• [WHAT YOU HAVE TO DO] Print every entry exactly as written.

• [DATASET RECORDS]
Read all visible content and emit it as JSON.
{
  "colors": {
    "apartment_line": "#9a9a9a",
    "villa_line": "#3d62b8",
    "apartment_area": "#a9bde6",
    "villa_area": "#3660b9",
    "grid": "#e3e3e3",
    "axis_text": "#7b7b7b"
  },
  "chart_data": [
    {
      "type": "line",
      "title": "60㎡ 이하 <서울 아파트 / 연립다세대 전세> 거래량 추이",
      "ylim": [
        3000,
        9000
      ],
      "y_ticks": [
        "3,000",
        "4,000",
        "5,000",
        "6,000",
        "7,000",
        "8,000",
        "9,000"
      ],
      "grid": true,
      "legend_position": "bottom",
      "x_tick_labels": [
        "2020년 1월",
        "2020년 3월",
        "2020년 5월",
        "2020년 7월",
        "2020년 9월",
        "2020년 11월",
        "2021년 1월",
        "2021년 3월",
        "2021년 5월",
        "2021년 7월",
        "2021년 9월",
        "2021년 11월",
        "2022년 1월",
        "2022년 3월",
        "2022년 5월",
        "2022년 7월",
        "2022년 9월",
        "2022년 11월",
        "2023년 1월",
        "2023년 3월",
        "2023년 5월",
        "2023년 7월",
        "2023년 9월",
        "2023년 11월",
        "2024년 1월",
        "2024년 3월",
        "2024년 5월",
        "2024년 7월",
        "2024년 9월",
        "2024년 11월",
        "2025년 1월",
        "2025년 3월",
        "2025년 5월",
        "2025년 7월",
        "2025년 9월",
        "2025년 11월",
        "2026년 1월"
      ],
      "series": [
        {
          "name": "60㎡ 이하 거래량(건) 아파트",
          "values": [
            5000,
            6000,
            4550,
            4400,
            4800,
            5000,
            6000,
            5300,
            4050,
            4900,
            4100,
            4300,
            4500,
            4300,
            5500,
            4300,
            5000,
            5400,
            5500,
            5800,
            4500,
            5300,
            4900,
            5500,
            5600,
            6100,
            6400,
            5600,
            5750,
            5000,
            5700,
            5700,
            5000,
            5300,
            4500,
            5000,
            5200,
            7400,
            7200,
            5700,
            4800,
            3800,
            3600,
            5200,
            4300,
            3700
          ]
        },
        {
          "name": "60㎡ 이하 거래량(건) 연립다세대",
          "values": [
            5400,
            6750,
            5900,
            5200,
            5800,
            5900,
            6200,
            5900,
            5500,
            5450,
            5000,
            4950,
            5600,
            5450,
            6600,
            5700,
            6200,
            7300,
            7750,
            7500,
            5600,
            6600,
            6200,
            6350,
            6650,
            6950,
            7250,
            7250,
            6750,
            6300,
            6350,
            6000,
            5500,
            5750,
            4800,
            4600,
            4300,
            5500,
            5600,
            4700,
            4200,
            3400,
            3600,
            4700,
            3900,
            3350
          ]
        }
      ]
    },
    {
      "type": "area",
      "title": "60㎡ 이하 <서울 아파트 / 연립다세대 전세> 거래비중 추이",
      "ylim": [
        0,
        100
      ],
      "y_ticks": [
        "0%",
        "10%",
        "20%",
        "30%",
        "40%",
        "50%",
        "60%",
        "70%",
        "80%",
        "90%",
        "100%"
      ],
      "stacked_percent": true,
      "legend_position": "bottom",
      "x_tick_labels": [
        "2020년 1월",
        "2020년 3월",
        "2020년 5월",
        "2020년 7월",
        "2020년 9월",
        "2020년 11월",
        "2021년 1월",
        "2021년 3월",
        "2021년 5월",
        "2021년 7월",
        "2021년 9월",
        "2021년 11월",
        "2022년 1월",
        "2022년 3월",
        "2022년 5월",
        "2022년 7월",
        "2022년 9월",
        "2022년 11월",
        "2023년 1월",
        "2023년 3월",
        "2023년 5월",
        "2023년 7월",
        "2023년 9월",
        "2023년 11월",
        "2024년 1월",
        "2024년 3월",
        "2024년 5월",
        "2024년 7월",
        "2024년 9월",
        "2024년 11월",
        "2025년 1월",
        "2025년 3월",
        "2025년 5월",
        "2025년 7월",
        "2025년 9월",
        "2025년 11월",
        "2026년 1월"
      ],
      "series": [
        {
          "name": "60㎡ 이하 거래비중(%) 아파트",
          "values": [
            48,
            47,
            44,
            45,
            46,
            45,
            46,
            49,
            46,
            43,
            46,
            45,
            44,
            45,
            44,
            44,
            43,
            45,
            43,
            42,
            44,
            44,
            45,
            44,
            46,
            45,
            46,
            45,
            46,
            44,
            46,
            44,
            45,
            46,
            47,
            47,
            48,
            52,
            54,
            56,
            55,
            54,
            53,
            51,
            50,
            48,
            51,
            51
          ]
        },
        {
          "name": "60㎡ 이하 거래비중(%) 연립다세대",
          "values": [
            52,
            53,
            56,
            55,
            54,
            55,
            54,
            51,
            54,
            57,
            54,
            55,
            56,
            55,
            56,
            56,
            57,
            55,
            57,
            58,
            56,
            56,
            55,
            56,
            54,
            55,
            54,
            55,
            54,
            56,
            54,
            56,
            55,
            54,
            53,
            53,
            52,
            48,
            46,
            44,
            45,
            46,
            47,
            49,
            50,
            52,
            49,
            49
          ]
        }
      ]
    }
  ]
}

• [SOLUTION TO THIS EXERCISE]
Read all visible content and emit it as JSON.
{
  "colors": {
    "apartment_line": "#9a9a9a",
    "villa_line": "#3d62b8",
    "apartment_area": "#a9bde6",
    "villa_area": "#3660b9",
    "grid": "#e3e3e3",
    "axis_text": "#7b7b7b"
  },
  "chart_data": [
    {
      "type": "line",
      "title": "60㎡ 이하 <서울 아파트 / 연립다세대 전세> 거래량 추이",
      "ylim": [
        3000,
        9000
      ],
      "y_ticks": [
        "3,000",
        "4,000",
        "5,000",
        "6,000",
        "7,000",
        "8,000",
        "9,000"
      ],
      "grid": true,
      "legend_position": "bottom",
      "x_tick_labels": [
        "2020년 1월",
        "2020년 3월",
        "2020년 5월",
        "2020년 7월",
        "2020년 9월",
        "2020년 11월",
        "2021년 1월",
        "2021년 3월",
        "2021년 5월",
        "2021년 7월",
        "2021년 9월",
        "2021년 11월",
        "2022년 1월",
        "2022년 3월",
        "2022년 5월",
        "2022년 7월",
        "2022년 9월",
        "2022년 11월",
        "2023년 1월",
        "2023년 3월",
        "2023년 5월",
        "2023년 7월",
        "2023년 9월",
        "2023년 11월",
        "2024년 1월",
        "2024년 3월",
        "2024년 5월",
        "2024년 7월",
        "2024년 9월",
        "2024년 11월",
        "2025년 1월",
        "2025년 3월",
        "2025년 5월",
        "2025년 7월",
        "2025년 9월",
        "2025년 11월",
        "2026년 1월"
      ],
      "series": [
        {
          "name": "60㎡ 이하 거래량(건) 아파트",
          "values": [
            5000,
            6000,
            4550,
            4400,
            4800,
            5000,
            6000,
            5300,
            4050,
            4900,
            4100,
            4300,
            4500,
            4300,
            5500,
            4300,
            5000,
            5400,
            5500,
            5800,
            4500,
            5300,
            4900,
            5500,
            5600,
            6100,
            6400,
            5600,
            5750,
            5000,
            5700,
            5700,
            5000,
            5300,
            4500,
            5000,
            5200,
            7400,
            7200,
            5700,
            4800,
            3800,
            3600,
            5200,
            4300,
            3700
          ]
        },
        {
          "name": "60㎡ 이하 거래량(건) 연립다세대",
          "values": [
            5400,
            6750,
            5900,
            5200,
            5800,
            5900,
            6200,
            5900,
            5500,
            5450,
            5000,
            4950,
            5600,
            5450,
            6600,
            5700,
            6200,
            7300,
            7750,
            7500,
            5600,
            6600,
            6200,
            6350,
            6650,
            6950,
            7250,
            7250,
            6750,
            6300,
            6350,
            6000,
            5500,
            5750,
            4800,
            4600,
            4300,
            5500,
            5600,
            4700,
            4200,
            3400,
            3600,
            4700,
            3900,
            3350
          ]
        }
      ]
    },
    {
      "type": "area",
      "title": "60㎡ 이하 <서울 아파트 / 연립다세대 전세> 거래비중 추이",
      "ylim": [
        0,
        100
      ],
      "y_ticks": [
        "0%",
        "10%",
        "20%",
        "30%",
        "40%",
        "50%",
        "60%",
        "70%",
        "80%",
        "90%",
        "100%"
      ],
      "stacked_percent": true,
      "legend_position": "bottom",
      "x_tick_labels": [
        "2020년 1월",
        "2020년 3월",
        "2020년 5월",
        "2020년 7월",
        "2020년 9월",
        "2020년 11월",
        "2021년 1월",
        "2021년 3월",
        "2021년 5월",
        "2021년 7월",
        "2021년 9월",
        "2021년 11월",
        "2022년 1월",
        "2022년 3월",
        "2022년 5월",
        "2022년 7월",
        "2022년 9월",
        "2022년 11월",
        "2023년 1월",
        "2023년 3월",
        "2023년 5월",
        "2023년 7월",
        "2023년 9월",
        "2023년 11월",
        "2024년 1월",
        "2024년 3월",
        "2024년 5월",
        "2024년 7월",
        "2024년 9월",
        "2024년 11월",
        "2025년 1월",
        "2025년 3월",
        "2025년 5월",
        "2025년 7월",
        "2025년 9월",
        "2025년 11월",
        "2026년 1월"
      ],
      "series": [
        {
          "name": "60㎡ 이하 거래비중(%) 아파트",
          "values": [
            48,
            47,
            44,
            45,
            46,
            45,
            46,
            49,
            46,
            43,
            46,
            45,
            44,
            45,
            44,
            44,
            43,
            45,
            43,
            42,
            44,
            44,
            45,
            44,
            46,
            45,
            46,
            45,
            46,
            44,
            46,
            44,
            45,
            46,
            47,
            47,
            48,
            52,
            54,
            56,
            55,
            54,
            53,
            51,
            50,
            48,
            51,
            51
          ]
        },
        {
          "name": "60㎡ 이하 거래비중(%) 연립다세대",
          "values": [
            52,
            53,
            56,
            55,
            54,
            55,
            54,
            51,
            54,
            57,
            54,
            55,
            56,
            55,
            56,
            56,
            57,
            55,
            57,
            58,
            56,
            56,
            55,
            56,
            54,
            55,
            54,
            55,
            54,
            56,
            54,
            56,
            55,
            54,
            53,
            53,
            52,
            48,
            46,
            44,
            45,
            46,
            47,
            49,
            50,
            52,
            49,
            49
          ]
        }
      ]
    }
  ]
}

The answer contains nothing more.